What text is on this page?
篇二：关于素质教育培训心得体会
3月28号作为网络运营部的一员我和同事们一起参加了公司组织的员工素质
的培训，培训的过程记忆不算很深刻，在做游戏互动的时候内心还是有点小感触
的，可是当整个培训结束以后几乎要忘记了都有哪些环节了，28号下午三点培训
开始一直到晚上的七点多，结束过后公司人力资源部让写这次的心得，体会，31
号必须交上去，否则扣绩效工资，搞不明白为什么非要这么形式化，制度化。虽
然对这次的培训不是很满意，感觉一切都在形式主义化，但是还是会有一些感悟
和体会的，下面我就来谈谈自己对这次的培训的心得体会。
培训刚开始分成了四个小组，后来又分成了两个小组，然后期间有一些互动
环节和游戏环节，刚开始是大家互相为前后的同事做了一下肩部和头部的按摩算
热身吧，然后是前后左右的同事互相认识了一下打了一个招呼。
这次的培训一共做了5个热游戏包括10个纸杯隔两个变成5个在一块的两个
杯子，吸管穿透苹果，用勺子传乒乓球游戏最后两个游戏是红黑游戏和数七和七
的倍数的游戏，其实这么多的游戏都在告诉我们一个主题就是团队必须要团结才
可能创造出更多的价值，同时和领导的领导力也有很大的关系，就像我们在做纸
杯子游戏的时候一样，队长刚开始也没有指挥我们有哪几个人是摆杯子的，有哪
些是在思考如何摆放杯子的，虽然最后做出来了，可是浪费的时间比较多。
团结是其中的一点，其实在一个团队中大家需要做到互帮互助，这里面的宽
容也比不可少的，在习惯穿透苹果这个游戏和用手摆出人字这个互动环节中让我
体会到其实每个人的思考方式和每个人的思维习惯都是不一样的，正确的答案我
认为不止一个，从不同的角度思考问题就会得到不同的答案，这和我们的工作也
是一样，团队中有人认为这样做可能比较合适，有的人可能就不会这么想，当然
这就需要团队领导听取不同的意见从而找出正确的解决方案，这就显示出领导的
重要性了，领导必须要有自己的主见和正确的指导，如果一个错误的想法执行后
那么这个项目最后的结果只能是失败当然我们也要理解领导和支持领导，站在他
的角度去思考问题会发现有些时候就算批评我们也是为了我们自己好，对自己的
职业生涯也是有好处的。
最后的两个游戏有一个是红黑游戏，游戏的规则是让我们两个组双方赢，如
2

--*--

*Your objective*
Transcribe the whole listing exactly.

*Exercise solution*
What text is on this page?
篇二：关于素质教育培训心得体会
3月28号作为网络运营部的一员我和同事们一起参加了公司组织的员工素质
的培训，培训的过程记忆不算很深刻，在做游戏互动的时候内心还是有点小感触
的，可是当整个培训结束以后几乎要忘记了都有哪些环节了，28号下午三点培训
开始一直到晚上的七点多，结束过后公司人力资源部让写这次的心得，体会，31
号必须交上去，否则扣绩效工资，搞不明白为什么非要这么形式化，制度化。虽
然对这次的培训不是很满意，感觉一切都在形式主义化，但是还是会有一些感悟
和体会的，下面我就来谈谈自己对这次的培训的心得体会。
培训刚开始分成了四个小组，后来又分成了两个小组，然后期间有一些互动
环节和游戏环节，刚开始是大家互相为前后的同事做了一下肩部和头部的按摩算
热身吧，然后是前后左右的同事互相认识了一下打了一个招呼。
这次的培训一共做了5个热游戏包括10个纸杯隔两个变成5个在一块的两个
杯子，吸管穿透苹果，用勺子传乒乓球游戏最后两个游戏是红黑游戏和数七和七
的倍数的游戏，其实这么多的游戏都在告诉我们一个主题就是团队必须要团结才
可能创造出更多的价值，同时和领导的领导力也有很大的关系，就像我们在做纸
杯子游戏的时候一样，队长刚开始也没有指挥我们有哪几个人是摆杯子的，有哪
些是在思考如何摆放杯子的，虽然最后做出来了，可是浪费的时间比较多。
团结是其中的一点，其实在一个团队中大家需要做到互帮互助，这里面的宽
容也比不可少的，在习惯穿透苹果这个游戏和用手摆出人字这个互动环节中让我
体会到其实每个人的思考方式和每个人的思维习惯都是不一样的，正确的答案我
认为不止一个，从不同的角度思考问题就会得到不同的答案，这和我们的工作也
是一样，团队中有人认为这样做可能比较合适，有的人可能就不会这么想，当然
这就需要团队领导听取不同的意见从而找出正确的解决方案，这就显示出领导的
重要性了，领导必须要有自己的主见和正确的指导，如果一个错误的想法执行后
那么这个项目最后的结果只能是失败当然我们也要理解领导和支持领导，站在他
的角度去思考问题会发现有些时候就算批评我们也是为了我们自己好，对自己的
职业生涯也是有好处的。
最后的两个游戏有一个是红黑游戏，游戏的规则是让我们两个组双方赢，如
2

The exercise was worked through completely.